━━━━━ DATA SUPPLIED ━━━━━

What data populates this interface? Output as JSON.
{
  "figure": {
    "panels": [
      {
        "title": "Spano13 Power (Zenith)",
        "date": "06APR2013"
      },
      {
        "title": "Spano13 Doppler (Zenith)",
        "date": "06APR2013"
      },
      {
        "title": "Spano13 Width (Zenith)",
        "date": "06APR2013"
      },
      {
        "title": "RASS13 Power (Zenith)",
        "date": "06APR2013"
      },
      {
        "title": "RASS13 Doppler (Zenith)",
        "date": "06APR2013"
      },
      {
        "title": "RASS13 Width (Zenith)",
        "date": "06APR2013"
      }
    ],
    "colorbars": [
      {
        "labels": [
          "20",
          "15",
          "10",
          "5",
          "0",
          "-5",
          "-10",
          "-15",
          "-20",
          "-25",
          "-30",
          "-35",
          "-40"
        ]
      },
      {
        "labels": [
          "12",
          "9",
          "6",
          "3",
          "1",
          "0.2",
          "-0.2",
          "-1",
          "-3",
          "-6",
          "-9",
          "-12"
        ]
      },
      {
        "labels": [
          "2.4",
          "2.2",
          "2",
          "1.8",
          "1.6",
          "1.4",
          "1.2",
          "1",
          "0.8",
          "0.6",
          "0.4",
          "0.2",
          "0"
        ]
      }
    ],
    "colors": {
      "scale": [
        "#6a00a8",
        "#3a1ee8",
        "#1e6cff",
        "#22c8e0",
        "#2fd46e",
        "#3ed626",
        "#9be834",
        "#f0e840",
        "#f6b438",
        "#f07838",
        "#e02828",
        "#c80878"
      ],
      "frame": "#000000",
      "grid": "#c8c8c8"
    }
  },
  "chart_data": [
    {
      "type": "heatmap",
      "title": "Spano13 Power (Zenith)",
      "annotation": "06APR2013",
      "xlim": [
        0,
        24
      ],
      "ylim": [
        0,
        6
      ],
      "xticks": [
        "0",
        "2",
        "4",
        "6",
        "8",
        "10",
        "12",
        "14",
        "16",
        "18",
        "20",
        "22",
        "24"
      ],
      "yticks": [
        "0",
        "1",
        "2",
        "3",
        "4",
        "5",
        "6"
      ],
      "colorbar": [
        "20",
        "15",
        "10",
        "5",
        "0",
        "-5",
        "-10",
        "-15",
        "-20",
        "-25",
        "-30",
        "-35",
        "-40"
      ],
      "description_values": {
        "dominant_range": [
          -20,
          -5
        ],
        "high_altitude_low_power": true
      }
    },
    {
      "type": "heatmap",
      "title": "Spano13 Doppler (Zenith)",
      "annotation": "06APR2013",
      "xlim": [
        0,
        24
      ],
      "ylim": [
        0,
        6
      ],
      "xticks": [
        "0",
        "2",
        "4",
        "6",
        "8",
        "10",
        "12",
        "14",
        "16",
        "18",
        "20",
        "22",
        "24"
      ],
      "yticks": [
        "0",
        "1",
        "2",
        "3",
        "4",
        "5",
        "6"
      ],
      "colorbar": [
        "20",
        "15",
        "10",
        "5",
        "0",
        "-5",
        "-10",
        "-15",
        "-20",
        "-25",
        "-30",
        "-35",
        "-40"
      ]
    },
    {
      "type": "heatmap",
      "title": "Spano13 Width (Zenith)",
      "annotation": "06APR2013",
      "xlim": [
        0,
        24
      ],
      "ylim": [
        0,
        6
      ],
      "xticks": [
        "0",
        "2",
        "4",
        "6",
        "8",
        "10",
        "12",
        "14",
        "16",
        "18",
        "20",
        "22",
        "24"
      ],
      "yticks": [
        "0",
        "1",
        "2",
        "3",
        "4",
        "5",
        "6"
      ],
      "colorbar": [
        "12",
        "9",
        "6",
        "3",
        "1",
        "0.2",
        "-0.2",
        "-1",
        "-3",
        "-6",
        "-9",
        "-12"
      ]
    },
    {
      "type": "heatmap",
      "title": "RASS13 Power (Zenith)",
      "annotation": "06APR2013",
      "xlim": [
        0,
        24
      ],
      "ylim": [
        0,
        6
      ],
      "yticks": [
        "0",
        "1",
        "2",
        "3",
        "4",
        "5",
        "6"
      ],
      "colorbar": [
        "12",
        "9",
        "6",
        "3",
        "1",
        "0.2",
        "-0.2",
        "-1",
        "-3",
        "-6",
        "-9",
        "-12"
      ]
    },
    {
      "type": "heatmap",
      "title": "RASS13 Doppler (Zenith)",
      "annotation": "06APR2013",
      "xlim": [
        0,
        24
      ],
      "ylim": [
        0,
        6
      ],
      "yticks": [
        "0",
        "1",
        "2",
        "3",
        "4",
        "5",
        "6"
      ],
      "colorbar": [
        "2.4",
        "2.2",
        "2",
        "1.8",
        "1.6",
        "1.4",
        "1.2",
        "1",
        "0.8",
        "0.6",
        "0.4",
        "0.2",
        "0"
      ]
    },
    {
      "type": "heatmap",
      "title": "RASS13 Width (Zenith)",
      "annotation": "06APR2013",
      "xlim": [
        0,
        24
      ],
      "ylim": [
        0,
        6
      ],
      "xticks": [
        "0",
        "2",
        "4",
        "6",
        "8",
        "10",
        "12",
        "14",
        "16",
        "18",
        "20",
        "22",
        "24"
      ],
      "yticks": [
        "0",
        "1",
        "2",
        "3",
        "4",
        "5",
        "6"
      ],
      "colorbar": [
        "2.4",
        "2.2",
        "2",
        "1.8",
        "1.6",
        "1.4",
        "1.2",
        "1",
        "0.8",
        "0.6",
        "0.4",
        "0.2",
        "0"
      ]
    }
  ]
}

━━━━━

From the listing above, pick out each line where the word "Width" appears.

**OUTPUT FOR THIS TASK:**
        "title": "Spano13 Width (Zenith)",
        "title": "RASS13 Width (Zenith)",
      "title": "Spano13 Width (Zenith)",
      "title": "RASS13 Width (Zenith)",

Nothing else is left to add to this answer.